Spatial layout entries
____________________

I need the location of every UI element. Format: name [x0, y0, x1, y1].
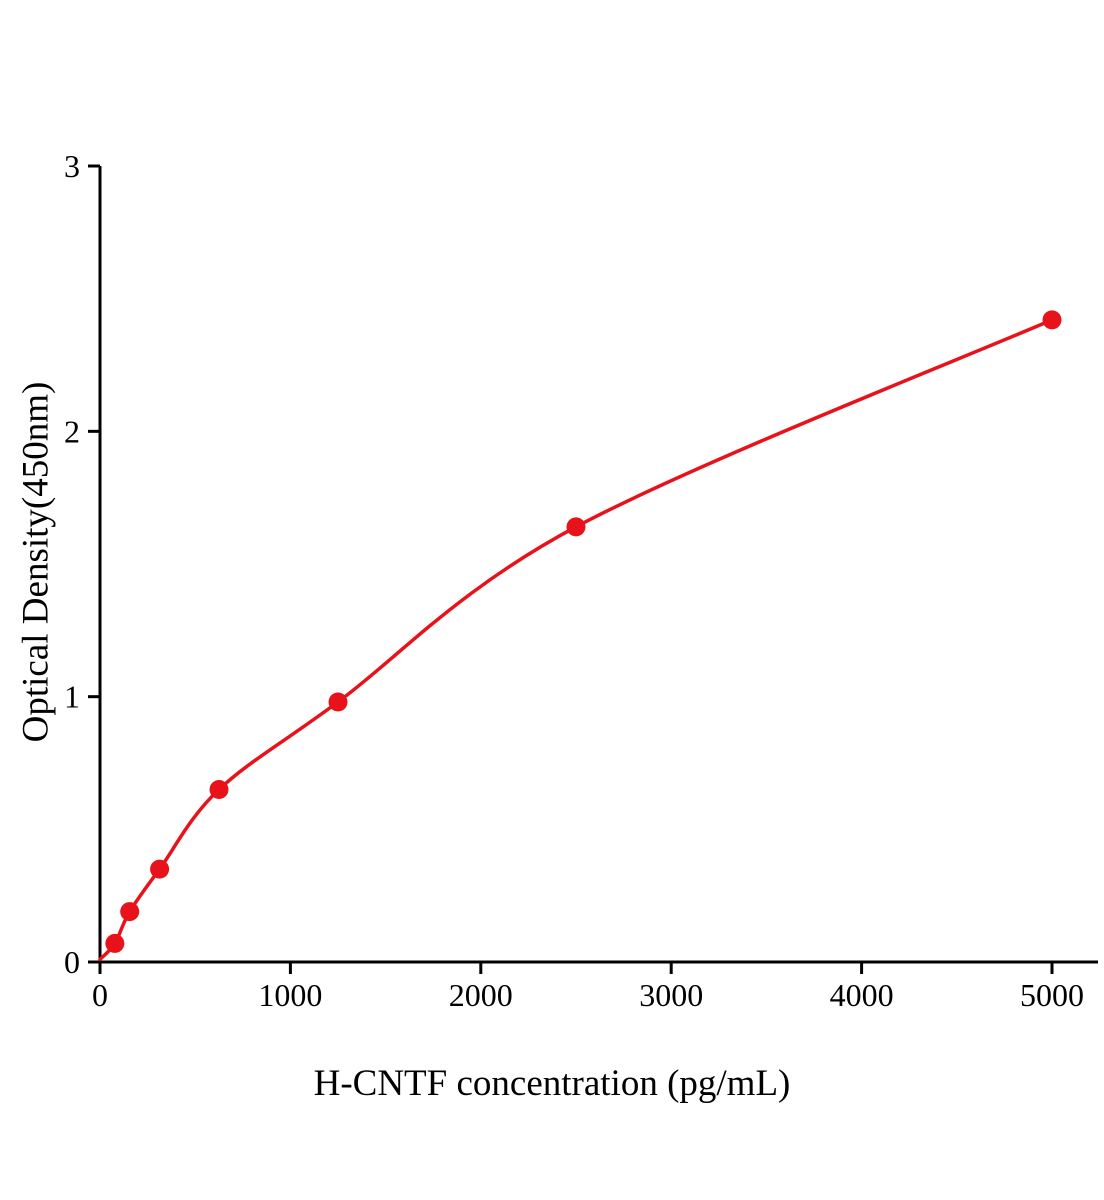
data-point — [150, 859, 170, 879]
data-point — [566, 517, 586, 537]
x-tick-label: 1000 — [258, 977, 322, 1013]
x-axis-title: H-CNTF concentration (pg/mL) — [313, 1063, 791, 1104]
x-tick-label: 3000 — [639, 977, 703, 1013]
y-tick-label: 0 — [64, 944, 80, 980]
x-tick-label: 0 — [92, 977, 108, 1013]
y-tick-label: 1 — [64, 679, 80, 715]
data-point — [328, 692, 348, 712]
data-point — [209, 780, 229, 800]
x-tick-label: 2000 — [449, 977, 513, 1013]
data-point — [120, 902, 140, 922]
data-point — [105, 933, 125, 953]
y-tick-label: 3 — [64, 148, 80, 184]
standard-curve-path — [98, 318, 1054, 962]
y-tick-label: 2 — [64, 413, 80, 449]
x-tick-label: 4000 — [830, 977, 894, 1013]
y-axis-title: Optical Density(450nm) — [15, 381, 57, 743]
x-tick-label: 5000 — [1020, 977, 1084, 1013]
data-point — [1042, 310, 1062, 330]
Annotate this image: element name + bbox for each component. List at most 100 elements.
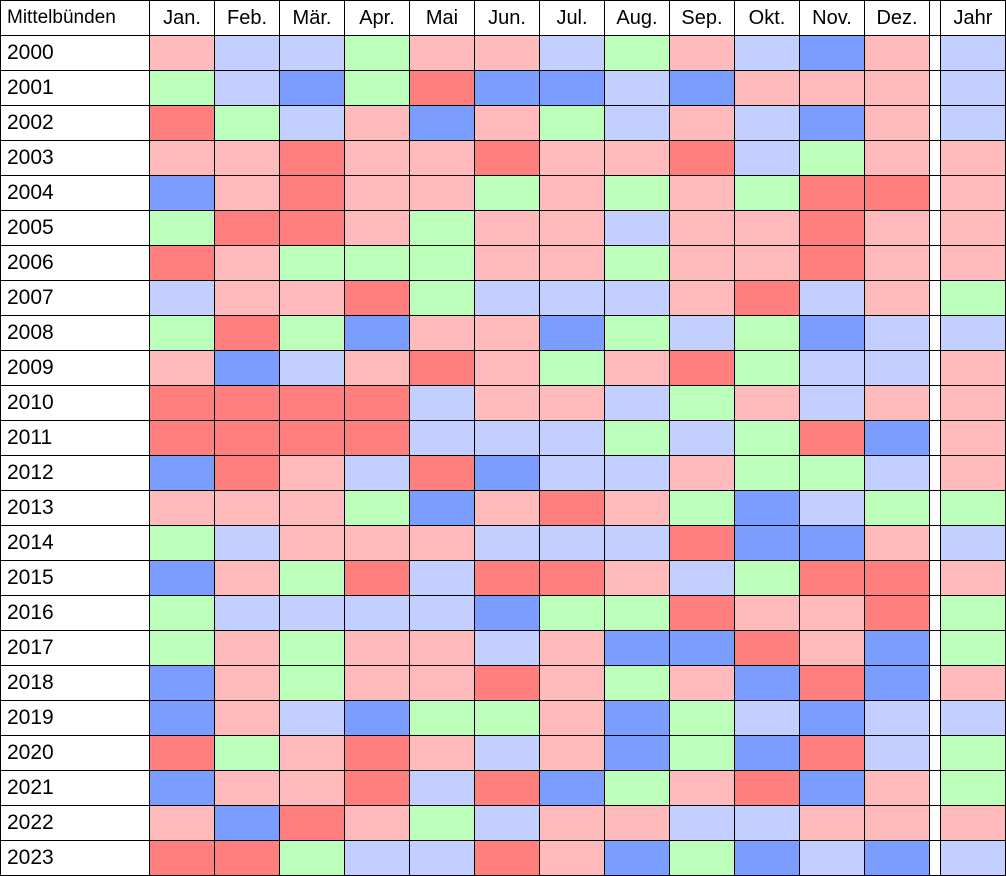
- heatmap-cell: [150, 281, 215, 316]
- heatmap-cell: [735, 316, 800, 351]
- heatmap-cell: [540, 526, 605, 561]
- row-gap: [930, 351, 941, 386]
- heatmap-cell: [150, 806, 215, 841]
- heatmap-cell: [800, 631, 865, 666]
- heatmap-cell: [410, 386, 475, 421]
- heatmap-cell: [670, 211, 735, 246]
- heatmap-cell: [865, 666, 930, 701]
- heatmap-cell: [540, 806, 605, 841]
- heatmap-cell: [475, 666, 540, 701]
- heatmap-cell: [475, 841, 540, 876]
- heatmap-cell: [475, 806, 540, 841]
- heatmap-cell: [215, 106, 280, 141]
- heatmap-cell: [280, 36, 345, 71]
- heatmap-cell: [735, 491, 800, 526]
- column-header-9: Sep.: [670, 1, 735, 36]
- heatmap-cell: [410, 176, 475, 211]
- column-header-12: Dez.: [865, 1, 930, 36]
- heatmap-cell: [865, 281, 930, 316]
- row-gap: [930, 666, 941, 701]
- row-label-2015: 2015: [1, 561, 150, 596]
- heatmap-cell: [605, 386, 670, 421]
- heatmap-cell: [540, 561, 605, 596]
- heatmap-cell: [345, 456, 410, 491]
- heatmap-cell: [345, 106, 410, 141]
- heatmap-cell: [280, 316, 345, 351]
- heatmap-cell: [215, 771, 280, 806]
- heatmap-cell: [865, 176, 930, 211]
- heatmap-cell: [280, 771, 345, 806]
- row-gap: [930, 771, 941, 806]
- heatmap-cell: [800, 71, 865, 106]
- heatmap-cell: [475, 701, 540, 736]
- heatmap-cell: [735, 176, 800, 211]
- heatmap-cell: [605, 561, 670, 596]
- heatmap-cell: [800, 596, 865, 631]
- heatmap-cell: [605, 36, 670, 71]
- heatmap-cell: [345, 71, 410, 106]
- heatmap-cell: [605, 176, 670, 211]
- heatmap-cell-annual: [941, 666, 1006, 701]
- row-gap: [930, 141, 941, 176]
- heatmap-cell: [410, 456, 475, 491]
- heatmap-cell: [215, 491, 280, 526]
- row-label-2001: 2001: [1, 71, 150, 106]
- heatmap-cell: [410, 701, 475, 736]
- heatmap-cell: [670, 421, 735, 456]
- heatmap-cell: [280, 421, 345, 456]
- heatmap-cell: [345, 141, 410, 176]
- heatmap-cell: [670, 666, 735, 701]
- heatmap-cell: [540, 351, 605, 386]
- heatmap-cell: [800, 386, 865, 421]
- heatmap-cell: [150, 491, 215, 526]
- heatmap-cell: [865, 141, 930, 176]
- heatmap-cell: [540, 71, 605, 106]
- heatmap-cell: [475, 561, 540, 596]
- heatmap-cell: [735, 351, 800, 386]
- heatmap-cell: [540, 141, 605, 176]
- row-gap: [930, 176, 941, 211]
- heatmap-cell: [280, 211, 345, 246]
- heatmap-cell: [345, 526, 410, 561]
- heatmap-cell: [410, 561, 475, 596]
- row-label-2000: 2000: [1, 36, 150, 71]
- heatmap-cell: [865, 421, 930, 456]
- heatmap-cell: [150, 666, 215, 701]
- heatmap-cell: [215, 211, 280, 246]
- heatmap-cell: [150, 736, 215, 771]
- heatmap-cell: [410, 246, 475, 281]
- heatmap-cell: [865, 596, 930, 631]
- heatmap-cell-annual: [941, 561, 1006, 596]
- heatmap-cell: [410, 421, 475, 456]
- heatmap-cell: [215, 596, 280, 631]
- heatmap-cell: [345, 806, 410, 841]
- heatmap-cell: [735, 106, 800, 141]
- column-header-8: Aug.: [605, 1, 670, 36]
- heatmap-cell-annual: [941, 701, 1006, 736]
- heatmap-cell: [475, 316, 540, 351]
- heatmap-cell: [800, 666, 865, 701]
- heatmap-cell: [540, 771, 605, 806]
- heatmap-cell: [410, 736, 475, 771]
- heatmap-cell: [280, 561, 345, 596]
- heatmap-cell: [215, 561, 280, 596]
- heatmap-cell: [345, 666, 410, 701]
- heatmap-cell: [605, 421, 670, 456]
- heatmap-cell: [345, 736, 410, 771]
- heatmap-cell: [800, 771, 865, 806]
- row-gap: [930, 106, 941, 141]
- heatmap-cell: [800, 246, 865, 281]
- row-gap: [930, 526, 941, 561]
- heatmap-cell: [280, 491, 345, 526]
- heatmap-cell: [800, 351, 865, 386]
- row-label-2019: 2019: [1, 701, 150, 736]
- row-gap: [930, 421, 941, 456]
- heatmap-cell: [345, 211, 410, 246]
- heatmap-cell: [540, 666, 605, 701]
- heatmap-cell: [215, 526, 280, 561]
- heatmap-cell: [475, 71, 540, 106]
- heatmap-cell: [410, 631, 475, 666]
- heatmap-cell: [605, 841, 670, 876]
- heatmap-cell: [410, 771, 475, 806]
- heatmap-cell: [215, 666, 280, 701]
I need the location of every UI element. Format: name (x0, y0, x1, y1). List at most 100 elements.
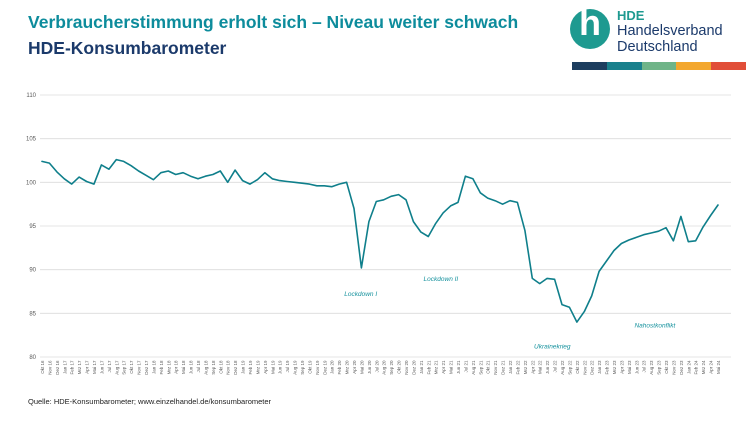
x-tick-label: Okt 20 (397, 360, 402, 374)
x-tick-label: Jun 21 (456, 360, 461, 374)
x-tick-label: Jun 19 (278, 360, 283, 374)
x-tick-label: Nov 18 (226, 360, 231, 375)
hde-logo-text: HDE Handelsverband Deutschland (617, 8, 723, 55)
y-tick-label: 100 (26, 180, 37, 186)
x-tick-label: Dez 20 (411, 360, 416, 375)
hde-h-monogram: h (579, 2, 601, 43)
logo-org-line1: Handelsverband (617, 23, 723, 39)
x-tick-label: Sep 22 (567, 360, 572, 375)
y-tick-label: 110 (26, 93, 36, 99)
event-annotation: Nahostkonflikt (634, 322, 676, 329)
x-tick-label: Nov 16 (47, 360, 52, 375)
page-title: Verbraucherstimmung erholt sich – Niveau… (28, 12, 519, 32)
x-tick-label: Mai 19 (270, 360, 275, 374)
x-tick-label: Mai 23 (627, 360, 632, 374)
x-tick-label: Aug 19 (293, 360, 298, 375)
logo-bar-segment (676, 62, 712, 70)
x-tick-label: Jan 23 (597, 360, 602, 374)
x-tick-label: Jan 20 (330, 360, 335, 374)
x-tick-label: Apr 17 (85, 360, 90, 374)
x-tick-label: Nov 23 (671, 360, 676, 375)
x-tick-label: Mai 21 (449, 360, 454, 374)
x-tick-label: Dez 16 (55, 360, 60, 375)
x-tick-label: Jul 20 (374, 360, 379, 373)
x-tick-label: Sep 20 (389, 360, 394, 375)
x-tick-label: Feb 24 (694, 360, 699, 375)
x-tick-label: Jul 23 (642, 360, 647, 373)
x-tick-label: Sep 19 (300, 360, 305, 375)
y-tick-label: 90 (29, 268, 36, 274)
x-tick-label: Aug 22 (560, 360, 565, 375)
x-tick-label: Nov 17 (137, 360, 142, 375)
x-tick-label: Feb 23 (605, 360, 610, 375)
x-tick-label: Nov 19 (315, 360, 320, 375)
x-tick-label: Jun 18 (189, 360, 194, 374)
y-tick-label: 105 (26, 137, 37, 143)
x-tick-label: Mai 22 (538, 360, 543, 374)
x-tick-label: Mai 18 (181, 360, 186, 374)
page-subtitle: HDE-Konsumbarometer (28, 38, 227, 58)
x-tick-label: Jan 18 (151, 360, 156, 374)
logo-name: HDE (617, 8, 645, 23)
event-annotation: Lockdown I (344, 291, 377, 298)
x-tick-label: Okt 18 (218, 360, 223, 374)
x-tick-label: Jan 22 (508, 360, 513, 374)
x-tick-label: Mrz 20 (345, 360, 350, 374)
logo-bar-segment (572, 62, 607, 70)
x-tick-label: Apr 21 (441, 360, 446, 374)
x-tick-label: Mrz 19 (255, 360, 260, 374)
x-tick-label: Nov 22 (582, 360, 587, 375)
x-tick-label: Aug 18 (203, 360, 208, 375)
x-tick-label: Sep 21 (478, 360, 483, 375)
x-tick-label: Dez 17 (144, 360, 149, 375)
x-tick-label: Dez 23 (679, 360, 684, 375)
x-tick-label: Apr 22 (530, 360, 535, 374)
x-tick-label: Sep 17 (122, 360, 127, 375)
sentiment-line (41, 158, 719, 323)
x-tick-label: Dez 18 (233, 360, 238, 375)
x-tick-label: Feb 22 (515, 360, 520, 375)
x-tick-label: Feb 21 (426, 360, 431, 375)
page-title-block: Verbraucherstimmung erholt sich – Niveau… (28, 9, 518, 61)
event-annotation: Ukrainekrieg (534, 343, 571, 350)
x-tick-label: Apr 24 (709, 360, 714, 374)
x-tick-label: Mrz 22 (523, 360, 528, 374)
x-tick-label: Okt 19 (307, 360, 312, 374)
x-tick-label: Apr 18 (174, 360, 179, 374)
x-tick-label: Feb 17 (70, 360, 75, 375)
x-tick-label: Aug 17 (114, 360, 119, 375)
x-tick-label: Mrz 24 (701, 360, 706, 374)
x-tick-label: Feb 19 (248, 360, 253, 375)
x-tick-label: Jun 22 (545, 360, 550, 374)
x-tick-label: Aug 21 (471, 360, 476, 375)
x-tick-label: Jan 17 (62, 360, 67, 374)
x-tick-label: Sep 18 (211, 360, 216, 375)
y-tick-label: 80 (29, 355, 36, 361)
x-tick-label: Mrz 21 (434, 360, 439, 374)
x-tick-label: Jul 22 (553, 360, 558, 373)
x-tick-label: Jan 19 (241, 360, 246, 374)
hde-logo: h HDE Handelsverband Deutschland (568, 2, 748, 71)
x-tick-label: Apr 23 (619, 360, 624, 374)
x-tick-label: Feb 18 (159, 360, 164, 375)
x-tick-label: Mrz 17 (77, 360, 82, 374)
x-tick-label: Mai 17 (92, 360, 97, 374)
hde-logo-icon: h (570, 2, 610, 49)
x-tick-label: Jul 17 (107, 360, 112, 373)
x-tick-label: Nov 21 (493, 360, 498, 375)
x-tick-label: Aug 20 (382, 360, 387, 375)
x-tick-label: Feb 20 (337, 360, 342, 375)
logo-bar-segment (711, 62, 746, 70)
logo-org-line2: Deutschland (617, 39, 698, 55)
x-tick-label: Dez 21 (501, 360, 506, 375)
source-note: Quelle: HDE-Konsumbarometer; www.einzelh… (28, 397, 272, 406)
x-tick-label: Apr 20 (352, 360, 357, 374)
x-tick-label: Jun 17 (99, 360, 104, 374)
x-tick-label: Jan 24 (686, 360, 691, 374)
x-tick-label: Okt 22 (575, 360, 580, 374)
x-tick-label: Jul 18 (196, 360, 201, 373)
logo-bar-segment (641, 62, 677, 70)
x-tick-label: Jun 23 (634, 360, 639, 374)
x-tick-label: Sep 23 (657, 360, 662, 375)
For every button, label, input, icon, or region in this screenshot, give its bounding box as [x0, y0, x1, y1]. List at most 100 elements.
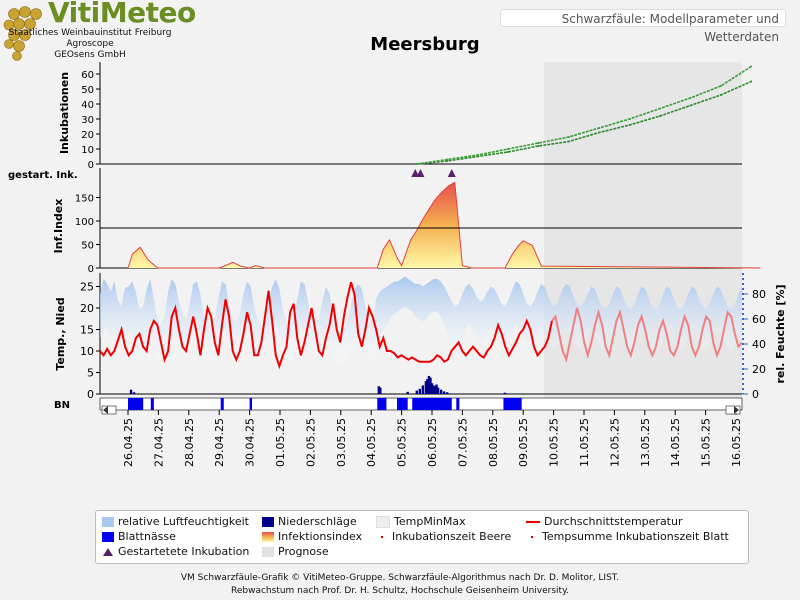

____________________

What the exercise asks:
Output the lines from the start of the records through the line holding "Annotate this image: element", inclusive, reproducing them exactly and leaving out the pictures.

Answer to the problem:
I need the location of every UI element. Format: name [x0, y0, x1, y1].
data-point — [150, 859, 170, 879]
data-point — [566, 517, 586, 537]
x-tick-label: 1000 — [258, 977, 322, 1013]
x-axis-title: H-CNTF concentration (pg/mL) — [313, 1063, 791, 1104]
x-tick-label: 3000 — [639, 977, 703, 1013]
y-tick-label: 0 — [64, 944, 80, 980]
x-tick-label: 0 — [92, 977, 108, 1013]
y-tick-label: 1 — [64, 679, 80, 715]
data-point — [328, 692, 348, 712]
data-point — [209, 780, 229, 800]
x-tick-label: 2000 — [449, 977, 513, 1013]
data-point — [120, 902, 140, 922]
data-point — [105, 933, 125, 953]
y-tick-label: 3 — [64, 148, 80, 184]
standard-curve-path — [98, 318, 1054, 962]
y-tick-label: 2 — [64, 413, 80, 449]
x-tick-label: 4000 — [830, 977, 894, 1013]
y-axis-title: Optical Density(450nm) — [15, 381, 57, 743]
x-tick-label: 5000 — [1020, 977, 1084, 1013]
data-point — [1042, 310, 1062, 330]
Annotate this image: element name + bbox for each component. List at most 100 elements.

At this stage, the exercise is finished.